## Texto
-- -- --
La coordinadora de Trasplantes del Hospital Virgen de la Arrixaca de Murcia, Ana Sanmartín, aseguró hoy que "no me cabe la menor duda de que nadie ha presionado" para que se donaran los órganos, al padre de la menor boliviana de 5 años fallecida tras una sedación para quitarle los dientes de leche en una clínica dental de Alicante.
Sanmartín, en declaraciones, explicó que "en todo momento, no sólo se ha trabajado con una profesionalidad y una atención sanitaria fuera de toda duda, sino que también en lo personal se ha hecho todo lo que estaba en nuestra mano", por tratarse de un caso "muy dramático" y con un "componente social muy importante".
Así, relató que la niña ingresó en la UCI Pediátrica de la Arrixaca tras ser derivada desde su hospital de referencia en Alicante por falta de camas, tras sufrir una hipoxia respiratoria, supuestamente a causa de una mala reacción a la sedación, lo que desembocó en una hipoxia cerebral, que hizo que la niña tuviera que ser entubada antes de su traslado a Murcia.
-- -- --
## Extractos de datos
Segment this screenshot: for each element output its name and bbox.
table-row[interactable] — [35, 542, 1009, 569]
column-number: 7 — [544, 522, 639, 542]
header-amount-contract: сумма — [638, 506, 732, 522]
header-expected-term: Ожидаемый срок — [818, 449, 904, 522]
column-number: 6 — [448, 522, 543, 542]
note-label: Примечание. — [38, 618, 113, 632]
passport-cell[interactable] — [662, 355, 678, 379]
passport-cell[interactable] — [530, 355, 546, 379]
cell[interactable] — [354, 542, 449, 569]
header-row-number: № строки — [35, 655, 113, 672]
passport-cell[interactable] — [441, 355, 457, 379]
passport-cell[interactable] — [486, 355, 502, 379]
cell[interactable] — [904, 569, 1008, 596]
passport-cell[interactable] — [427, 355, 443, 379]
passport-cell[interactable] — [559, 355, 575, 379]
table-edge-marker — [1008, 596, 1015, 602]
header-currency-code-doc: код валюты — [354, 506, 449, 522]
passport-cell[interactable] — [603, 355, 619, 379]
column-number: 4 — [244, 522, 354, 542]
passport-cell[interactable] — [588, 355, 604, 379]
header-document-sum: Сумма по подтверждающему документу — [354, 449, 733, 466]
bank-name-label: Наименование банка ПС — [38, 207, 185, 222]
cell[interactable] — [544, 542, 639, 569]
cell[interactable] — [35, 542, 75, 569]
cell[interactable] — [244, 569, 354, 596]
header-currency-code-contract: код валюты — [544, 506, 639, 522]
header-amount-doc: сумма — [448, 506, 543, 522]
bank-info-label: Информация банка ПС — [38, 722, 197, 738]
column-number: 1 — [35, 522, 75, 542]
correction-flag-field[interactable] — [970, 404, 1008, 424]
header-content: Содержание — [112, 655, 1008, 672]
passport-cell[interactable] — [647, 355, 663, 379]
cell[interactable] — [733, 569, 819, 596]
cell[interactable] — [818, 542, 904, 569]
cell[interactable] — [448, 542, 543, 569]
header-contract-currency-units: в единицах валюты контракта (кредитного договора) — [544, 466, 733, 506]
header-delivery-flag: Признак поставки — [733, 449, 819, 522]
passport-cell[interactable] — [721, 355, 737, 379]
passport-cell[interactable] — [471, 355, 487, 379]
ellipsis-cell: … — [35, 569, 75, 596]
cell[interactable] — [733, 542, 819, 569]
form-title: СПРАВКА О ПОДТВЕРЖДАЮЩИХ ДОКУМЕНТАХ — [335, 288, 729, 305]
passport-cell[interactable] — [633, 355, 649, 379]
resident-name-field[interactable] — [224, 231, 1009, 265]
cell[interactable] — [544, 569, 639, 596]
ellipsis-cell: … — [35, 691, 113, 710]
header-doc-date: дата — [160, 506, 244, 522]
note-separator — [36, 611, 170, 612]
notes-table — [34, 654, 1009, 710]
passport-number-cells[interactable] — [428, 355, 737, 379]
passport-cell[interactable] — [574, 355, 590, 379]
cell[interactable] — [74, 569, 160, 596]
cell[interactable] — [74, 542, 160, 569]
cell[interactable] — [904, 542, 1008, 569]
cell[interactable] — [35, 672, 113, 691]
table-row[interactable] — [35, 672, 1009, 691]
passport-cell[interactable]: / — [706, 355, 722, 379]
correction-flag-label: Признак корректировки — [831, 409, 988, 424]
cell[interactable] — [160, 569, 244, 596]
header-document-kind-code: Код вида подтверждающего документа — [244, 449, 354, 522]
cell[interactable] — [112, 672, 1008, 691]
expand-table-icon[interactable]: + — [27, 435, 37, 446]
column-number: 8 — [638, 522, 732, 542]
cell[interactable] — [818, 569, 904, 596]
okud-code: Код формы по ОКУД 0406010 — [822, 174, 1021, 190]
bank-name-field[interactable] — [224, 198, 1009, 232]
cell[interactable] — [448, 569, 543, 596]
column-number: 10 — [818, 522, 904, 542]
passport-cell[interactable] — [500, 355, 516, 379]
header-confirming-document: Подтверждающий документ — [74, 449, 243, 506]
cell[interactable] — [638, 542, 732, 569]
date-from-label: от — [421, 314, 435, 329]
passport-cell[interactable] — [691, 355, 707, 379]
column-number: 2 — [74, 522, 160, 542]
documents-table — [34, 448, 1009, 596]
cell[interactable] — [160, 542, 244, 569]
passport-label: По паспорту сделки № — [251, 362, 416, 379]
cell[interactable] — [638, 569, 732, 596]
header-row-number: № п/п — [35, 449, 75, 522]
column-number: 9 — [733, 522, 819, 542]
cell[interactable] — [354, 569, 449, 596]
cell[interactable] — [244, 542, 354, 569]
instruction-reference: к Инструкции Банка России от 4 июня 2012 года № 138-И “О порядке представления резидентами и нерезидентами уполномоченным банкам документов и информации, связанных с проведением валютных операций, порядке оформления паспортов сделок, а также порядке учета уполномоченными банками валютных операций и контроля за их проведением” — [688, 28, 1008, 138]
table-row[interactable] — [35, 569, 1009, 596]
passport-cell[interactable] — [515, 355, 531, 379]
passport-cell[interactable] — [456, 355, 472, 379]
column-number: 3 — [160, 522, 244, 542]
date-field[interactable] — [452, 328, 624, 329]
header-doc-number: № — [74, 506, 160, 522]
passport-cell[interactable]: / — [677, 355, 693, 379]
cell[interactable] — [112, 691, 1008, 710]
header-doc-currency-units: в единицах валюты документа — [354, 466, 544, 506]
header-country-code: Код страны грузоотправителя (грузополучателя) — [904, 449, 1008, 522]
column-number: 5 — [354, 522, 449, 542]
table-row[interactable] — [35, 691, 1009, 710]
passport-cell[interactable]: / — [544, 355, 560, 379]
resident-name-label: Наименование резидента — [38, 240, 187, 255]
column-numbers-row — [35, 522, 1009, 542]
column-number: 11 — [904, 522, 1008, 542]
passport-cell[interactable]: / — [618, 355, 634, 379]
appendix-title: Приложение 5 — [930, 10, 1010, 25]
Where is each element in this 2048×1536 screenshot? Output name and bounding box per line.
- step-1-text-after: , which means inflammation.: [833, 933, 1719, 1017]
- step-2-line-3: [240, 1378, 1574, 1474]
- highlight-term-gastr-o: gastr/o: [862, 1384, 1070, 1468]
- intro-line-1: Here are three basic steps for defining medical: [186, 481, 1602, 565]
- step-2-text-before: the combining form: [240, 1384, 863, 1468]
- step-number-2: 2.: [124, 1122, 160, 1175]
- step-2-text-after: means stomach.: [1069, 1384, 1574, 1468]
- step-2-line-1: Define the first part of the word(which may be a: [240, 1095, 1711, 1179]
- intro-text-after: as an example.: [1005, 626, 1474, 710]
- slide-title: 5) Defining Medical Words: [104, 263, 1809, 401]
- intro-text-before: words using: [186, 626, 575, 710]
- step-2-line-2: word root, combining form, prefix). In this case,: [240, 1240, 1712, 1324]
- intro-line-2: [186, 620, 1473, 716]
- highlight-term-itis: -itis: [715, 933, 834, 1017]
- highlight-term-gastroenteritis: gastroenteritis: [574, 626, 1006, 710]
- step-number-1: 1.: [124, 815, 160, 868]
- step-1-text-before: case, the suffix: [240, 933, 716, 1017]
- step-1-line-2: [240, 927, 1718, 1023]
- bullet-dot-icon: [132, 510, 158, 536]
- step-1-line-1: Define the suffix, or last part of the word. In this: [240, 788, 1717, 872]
-- -- --
## Tarea
Según el texto, ¿por qué mandaron a la niña desde su hospital de referencia en Alicante a la UCI Pediátrica de la Arrixaca?

## Respuesta
Por falta de camas.